WHAT NEEDS TO BE DONE - Output every line of the data exactly as it appears.

Records from a dataset -
-=-=-
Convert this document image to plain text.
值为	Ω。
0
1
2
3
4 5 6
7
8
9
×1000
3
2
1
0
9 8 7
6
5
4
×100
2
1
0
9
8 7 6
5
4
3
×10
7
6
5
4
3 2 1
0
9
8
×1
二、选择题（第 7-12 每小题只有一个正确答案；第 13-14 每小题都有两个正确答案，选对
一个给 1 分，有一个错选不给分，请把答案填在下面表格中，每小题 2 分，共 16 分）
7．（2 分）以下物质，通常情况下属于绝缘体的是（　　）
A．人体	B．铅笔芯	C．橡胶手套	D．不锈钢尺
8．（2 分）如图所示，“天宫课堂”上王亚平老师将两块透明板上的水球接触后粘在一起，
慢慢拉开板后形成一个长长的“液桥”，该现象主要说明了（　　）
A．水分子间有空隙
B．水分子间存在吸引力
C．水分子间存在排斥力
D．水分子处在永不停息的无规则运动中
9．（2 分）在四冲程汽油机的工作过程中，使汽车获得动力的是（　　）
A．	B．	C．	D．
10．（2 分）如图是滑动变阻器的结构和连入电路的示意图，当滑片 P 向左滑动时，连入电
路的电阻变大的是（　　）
-=-=-
OUTPUT FOR THIS EXERCISE -
Convert this document image to plain text.
值为	Ω。
0
1
2
3
4 5 6
7
8
9
×1000
3
2
1
0
9 8 7
6
5
4
×100
2
1
0
9
8 7 6
5
4
3
×10
7
6
5
4
3 2 1
0
9
8
×1
二、选择题（第 7-12 每小题只有一个正确答案；第 13-14 每小题都有两个正确答案，选对
一个给 1 分，有一个错选不给分，请把答案填在下面表格中，每小题 2 分，共 16 分）
7．（2 分）以下物质，通常情况下属于绝缘体的是（　　）
A．人体	B．铅笔芯	C．橡胶手套	D．不锈钢尺
8．（2 分）如图所示，“天宫课堂”上王亚平老师将两块透明板上的水球接触后粘在一起，
慢慢拉开板后形成一个长长的“液桥”，该现象主要说明了（　　）
A．水分子间有空隙
B．水分子间存在吸引力
C．水分子间存在排斥力
D．水分子处在永不停息的无规则运动中
9．（2 分）在四冲程汽油机的工作过程中，使汽车获得动力的是（　　）
A．	B．	C．	D．
10．（2 分）如图是滑动变阻器的结构和连入电路的示意图，当滑片 P 向左滑动时，连入电
路的电阻变大的是（　　）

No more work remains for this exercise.